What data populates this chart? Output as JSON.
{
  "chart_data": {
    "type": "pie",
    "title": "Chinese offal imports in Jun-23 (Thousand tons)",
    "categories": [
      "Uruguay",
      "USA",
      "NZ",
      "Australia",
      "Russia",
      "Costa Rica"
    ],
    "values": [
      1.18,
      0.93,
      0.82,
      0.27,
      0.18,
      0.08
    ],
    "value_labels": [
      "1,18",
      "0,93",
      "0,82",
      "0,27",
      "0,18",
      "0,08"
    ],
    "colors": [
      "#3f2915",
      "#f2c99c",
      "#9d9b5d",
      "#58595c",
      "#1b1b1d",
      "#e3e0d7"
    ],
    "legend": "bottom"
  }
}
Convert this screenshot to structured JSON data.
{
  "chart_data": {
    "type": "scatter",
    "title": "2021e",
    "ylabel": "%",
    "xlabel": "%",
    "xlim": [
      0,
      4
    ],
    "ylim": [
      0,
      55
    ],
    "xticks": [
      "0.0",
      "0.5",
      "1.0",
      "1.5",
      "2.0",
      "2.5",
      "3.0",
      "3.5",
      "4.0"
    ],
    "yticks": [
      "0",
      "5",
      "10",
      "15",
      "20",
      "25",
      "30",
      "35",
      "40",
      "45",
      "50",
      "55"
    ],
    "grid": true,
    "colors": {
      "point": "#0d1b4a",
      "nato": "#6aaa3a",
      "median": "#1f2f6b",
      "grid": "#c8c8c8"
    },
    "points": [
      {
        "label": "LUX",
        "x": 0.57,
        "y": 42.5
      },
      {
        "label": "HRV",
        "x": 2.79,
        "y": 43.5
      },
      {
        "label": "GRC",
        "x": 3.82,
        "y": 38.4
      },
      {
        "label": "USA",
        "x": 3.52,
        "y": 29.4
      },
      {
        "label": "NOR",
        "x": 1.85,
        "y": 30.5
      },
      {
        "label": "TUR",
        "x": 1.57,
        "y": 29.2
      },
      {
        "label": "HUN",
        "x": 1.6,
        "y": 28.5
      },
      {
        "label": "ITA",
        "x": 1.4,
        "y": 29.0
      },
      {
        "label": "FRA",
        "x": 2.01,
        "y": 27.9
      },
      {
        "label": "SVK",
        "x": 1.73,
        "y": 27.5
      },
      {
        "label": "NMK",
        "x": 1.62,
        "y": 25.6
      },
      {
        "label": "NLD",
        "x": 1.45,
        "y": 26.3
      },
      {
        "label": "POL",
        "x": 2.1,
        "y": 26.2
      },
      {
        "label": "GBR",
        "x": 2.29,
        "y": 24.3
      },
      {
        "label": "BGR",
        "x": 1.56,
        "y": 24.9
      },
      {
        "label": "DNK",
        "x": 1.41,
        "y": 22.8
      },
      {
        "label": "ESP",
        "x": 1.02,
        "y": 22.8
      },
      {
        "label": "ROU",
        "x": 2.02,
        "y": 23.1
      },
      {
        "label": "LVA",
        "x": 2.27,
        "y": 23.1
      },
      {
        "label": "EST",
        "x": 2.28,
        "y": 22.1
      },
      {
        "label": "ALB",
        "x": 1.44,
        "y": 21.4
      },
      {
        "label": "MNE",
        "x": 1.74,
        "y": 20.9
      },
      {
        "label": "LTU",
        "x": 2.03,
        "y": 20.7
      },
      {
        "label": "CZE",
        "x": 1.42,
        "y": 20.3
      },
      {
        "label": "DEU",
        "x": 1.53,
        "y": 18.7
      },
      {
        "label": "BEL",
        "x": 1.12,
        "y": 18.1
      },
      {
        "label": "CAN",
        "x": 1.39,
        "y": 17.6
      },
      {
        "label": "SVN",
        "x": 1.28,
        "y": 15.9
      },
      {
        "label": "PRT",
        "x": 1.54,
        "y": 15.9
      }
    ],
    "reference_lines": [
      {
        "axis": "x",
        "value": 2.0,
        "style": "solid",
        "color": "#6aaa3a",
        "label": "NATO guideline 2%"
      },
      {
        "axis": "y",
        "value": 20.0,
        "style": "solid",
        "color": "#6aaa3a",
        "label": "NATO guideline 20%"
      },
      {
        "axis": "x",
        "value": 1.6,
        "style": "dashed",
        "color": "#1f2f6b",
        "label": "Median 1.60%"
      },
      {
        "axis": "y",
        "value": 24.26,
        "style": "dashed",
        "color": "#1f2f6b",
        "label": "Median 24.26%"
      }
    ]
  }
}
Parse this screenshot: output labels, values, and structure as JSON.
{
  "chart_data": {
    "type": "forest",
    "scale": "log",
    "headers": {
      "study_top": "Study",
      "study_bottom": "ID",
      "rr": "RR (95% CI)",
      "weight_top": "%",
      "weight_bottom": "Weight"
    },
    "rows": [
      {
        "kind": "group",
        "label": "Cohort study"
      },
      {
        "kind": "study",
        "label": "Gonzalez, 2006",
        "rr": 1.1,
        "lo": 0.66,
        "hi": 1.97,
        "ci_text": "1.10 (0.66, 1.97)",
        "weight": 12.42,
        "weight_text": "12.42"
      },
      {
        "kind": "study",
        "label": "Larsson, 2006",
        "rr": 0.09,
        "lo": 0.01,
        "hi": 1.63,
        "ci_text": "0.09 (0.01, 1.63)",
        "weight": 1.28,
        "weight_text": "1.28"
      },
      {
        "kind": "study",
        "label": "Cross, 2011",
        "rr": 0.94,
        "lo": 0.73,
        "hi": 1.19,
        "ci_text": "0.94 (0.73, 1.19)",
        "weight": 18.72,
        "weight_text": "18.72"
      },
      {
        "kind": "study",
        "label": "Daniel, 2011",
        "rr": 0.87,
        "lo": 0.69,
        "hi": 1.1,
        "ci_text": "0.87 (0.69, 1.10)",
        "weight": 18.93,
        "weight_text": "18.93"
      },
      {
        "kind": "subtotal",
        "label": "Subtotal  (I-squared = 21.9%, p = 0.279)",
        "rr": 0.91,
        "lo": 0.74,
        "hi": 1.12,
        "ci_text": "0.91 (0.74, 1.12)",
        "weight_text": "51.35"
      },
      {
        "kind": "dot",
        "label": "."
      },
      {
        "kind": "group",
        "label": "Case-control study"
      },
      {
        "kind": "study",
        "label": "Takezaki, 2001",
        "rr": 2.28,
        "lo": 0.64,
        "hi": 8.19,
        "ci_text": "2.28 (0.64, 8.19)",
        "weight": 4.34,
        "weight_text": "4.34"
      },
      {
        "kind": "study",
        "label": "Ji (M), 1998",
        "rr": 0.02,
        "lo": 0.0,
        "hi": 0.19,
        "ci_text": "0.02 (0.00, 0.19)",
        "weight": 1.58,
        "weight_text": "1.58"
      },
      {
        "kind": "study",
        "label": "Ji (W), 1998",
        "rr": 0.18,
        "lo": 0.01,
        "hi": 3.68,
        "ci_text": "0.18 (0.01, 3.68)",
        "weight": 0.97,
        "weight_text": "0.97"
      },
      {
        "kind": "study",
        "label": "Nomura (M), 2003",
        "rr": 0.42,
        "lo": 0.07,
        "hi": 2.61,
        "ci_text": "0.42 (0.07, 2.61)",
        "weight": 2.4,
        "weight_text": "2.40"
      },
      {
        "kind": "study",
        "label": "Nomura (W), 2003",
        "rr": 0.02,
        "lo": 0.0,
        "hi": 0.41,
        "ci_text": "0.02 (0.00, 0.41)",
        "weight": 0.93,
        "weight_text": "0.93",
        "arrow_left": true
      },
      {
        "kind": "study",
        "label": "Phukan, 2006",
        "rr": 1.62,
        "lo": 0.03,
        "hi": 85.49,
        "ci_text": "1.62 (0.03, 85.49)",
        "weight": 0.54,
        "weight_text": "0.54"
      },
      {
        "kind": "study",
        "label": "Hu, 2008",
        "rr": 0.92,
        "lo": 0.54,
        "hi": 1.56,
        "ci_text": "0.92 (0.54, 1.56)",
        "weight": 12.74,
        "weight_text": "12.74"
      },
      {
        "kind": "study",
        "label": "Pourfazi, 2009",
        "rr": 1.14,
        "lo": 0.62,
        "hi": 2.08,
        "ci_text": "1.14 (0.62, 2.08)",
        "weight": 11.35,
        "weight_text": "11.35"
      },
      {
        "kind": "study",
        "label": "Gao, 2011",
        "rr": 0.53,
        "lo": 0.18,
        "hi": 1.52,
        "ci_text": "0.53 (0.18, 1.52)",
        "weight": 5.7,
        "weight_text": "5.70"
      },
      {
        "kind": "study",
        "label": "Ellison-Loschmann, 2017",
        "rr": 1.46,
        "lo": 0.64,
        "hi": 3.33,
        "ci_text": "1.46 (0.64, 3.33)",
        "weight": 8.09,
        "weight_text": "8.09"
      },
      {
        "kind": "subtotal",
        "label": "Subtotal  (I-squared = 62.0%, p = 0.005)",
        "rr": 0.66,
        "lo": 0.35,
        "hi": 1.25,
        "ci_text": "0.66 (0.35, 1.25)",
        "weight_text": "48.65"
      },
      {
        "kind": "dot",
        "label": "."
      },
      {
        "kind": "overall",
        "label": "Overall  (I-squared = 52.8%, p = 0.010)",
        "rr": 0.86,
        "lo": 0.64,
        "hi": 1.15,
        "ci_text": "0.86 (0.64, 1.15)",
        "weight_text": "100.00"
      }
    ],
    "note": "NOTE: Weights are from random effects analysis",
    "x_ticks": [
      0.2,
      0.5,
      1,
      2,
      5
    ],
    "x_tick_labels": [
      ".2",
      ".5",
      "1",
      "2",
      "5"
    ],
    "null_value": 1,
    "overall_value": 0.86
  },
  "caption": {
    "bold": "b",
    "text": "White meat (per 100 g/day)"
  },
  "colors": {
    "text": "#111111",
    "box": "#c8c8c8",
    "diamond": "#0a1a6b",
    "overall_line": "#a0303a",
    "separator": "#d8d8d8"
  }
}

[TO DO] List each line in the listing that contains the string "screenshot".

[RESULT OF THIS TASK]
Convert this screenshot to structured JSON data.
Parse this screenshot: output labels, values, and structure as JSON.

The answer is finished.